Exclude the pictures, then copy all remaining records exactly.
───── Records to use
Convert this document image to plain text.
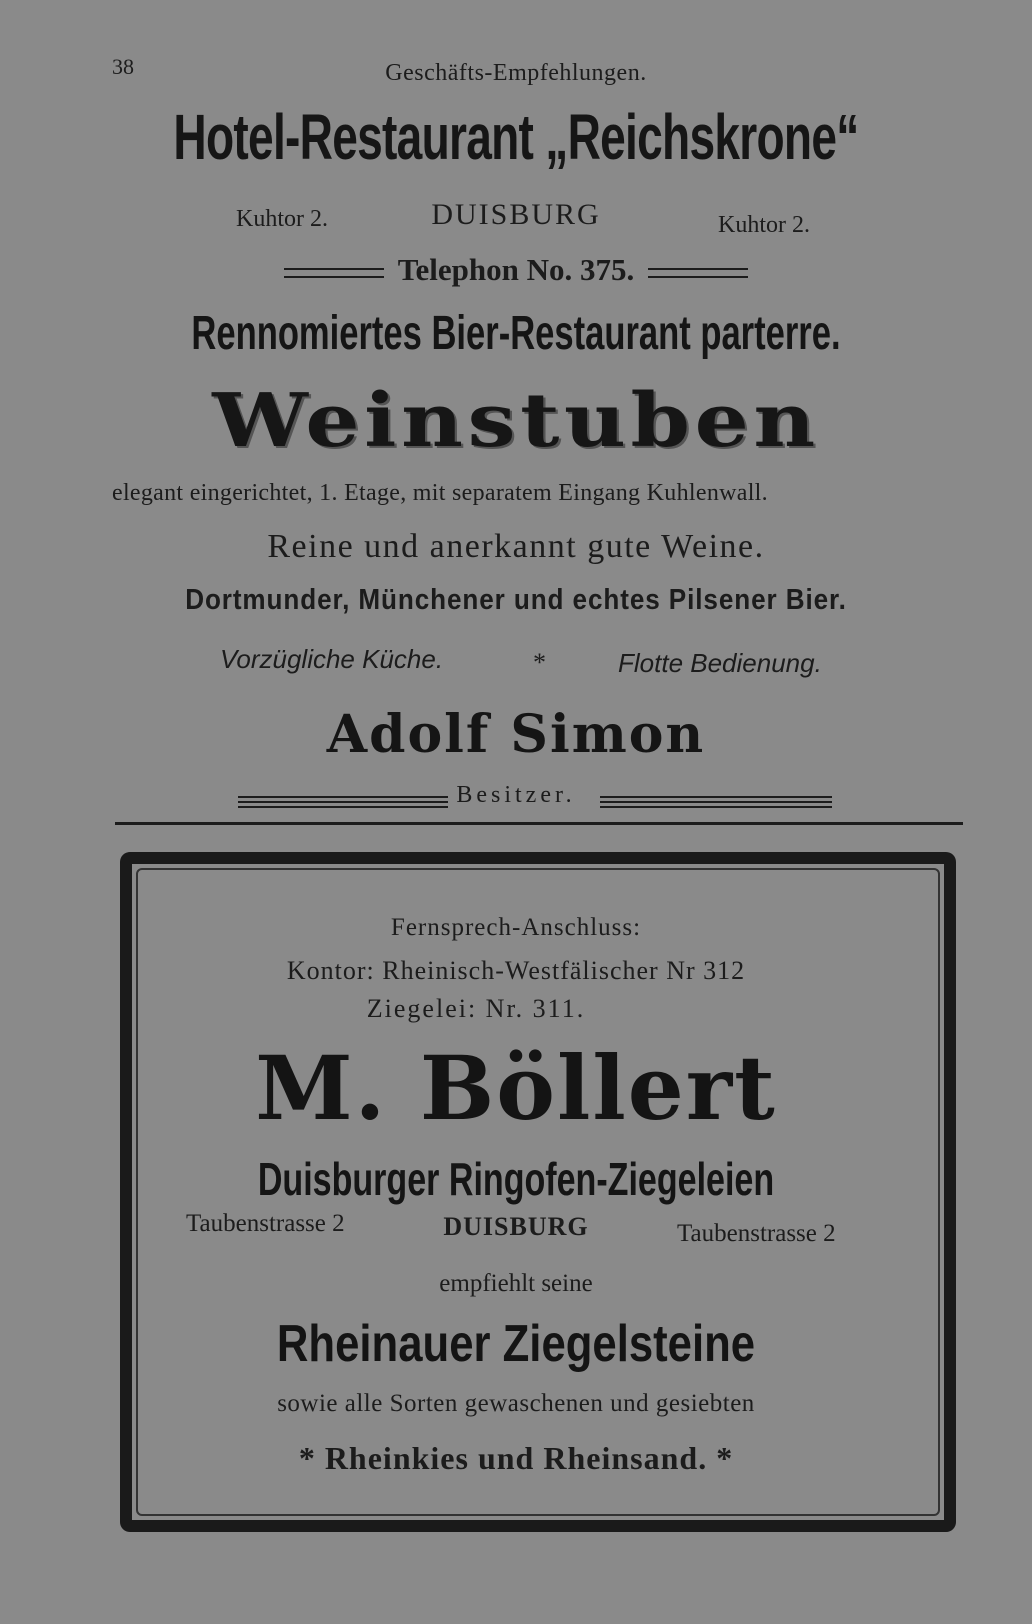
38	Geschäfts-Empfehlungen.
Hotel-Restaurant „Reichskrone“
Kuhtor 2.	DUISBURG	Kuhtor 2.
Telephon No. 375.
Rennomiertes Bier-Restaurant parterre.
Weinstuben
elegant eingerichtet, 1. Etage, mit separatem Eingang Kuhlenwall.
Reine und anerkannt gute Weine.
Dortmunder, Münchener und echtes Pilsener Bier.
Vorzügliche Küche.	*	Flotte Bedienung.
Adolf Simon
Besitzer.
Fernsprech-Anschluss:
Kontor: Rheinisch-Westfälischer Nr 312
Ziegelei: Nr. 311.
M. Böllert
Duisburger Ringofen-Ziegeleien
Taubenstrasse 2	DUISBURG	Taubenstrasse 2
empfiehlt seine
Rheinauer Ziegelsteine
sowie alle Sorten gewaschenen und gesiebten
* Rheinkies und Rheinsand. *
──────────
* _Solution for this exercise_:
Convert this document image to plain text.
38	Geschäfts-Empfehlungen.
Hotel-Restaurant „Reichskrone“
Kuhtor 2.	DUISBURG	Kuhtor 2.
Telephon No. 375.
Rennomiertes Bier-Restaurant parterre.
Weinstuben
elegant eingerichtet, 1. Etage, mit separatem Eingang Kuhlenwall.
Reine und anerkannt gute Weine.
Dortmunder, Münchener und echtes Pilsener Bier.
Vorzügliche Küche.	*	Flotte Bedienung.
Adolf Simon
Besitzer.
Fernsprech-Anschluss:
Kontor: Rheinisch-Westfälischer Nr 312
Ziegelei: Nr. 311.
M. Böllert
Duisburger Ringofen-Ziegeleien
Taubenstrasse 2	DUISBURG	Taubenstrasse 2
empfiehlt seine
Rheinauer Ziegelsteine
sowie alle Sorten gewaschenen und gesiebten
* Rheinkies und Rheinsand. *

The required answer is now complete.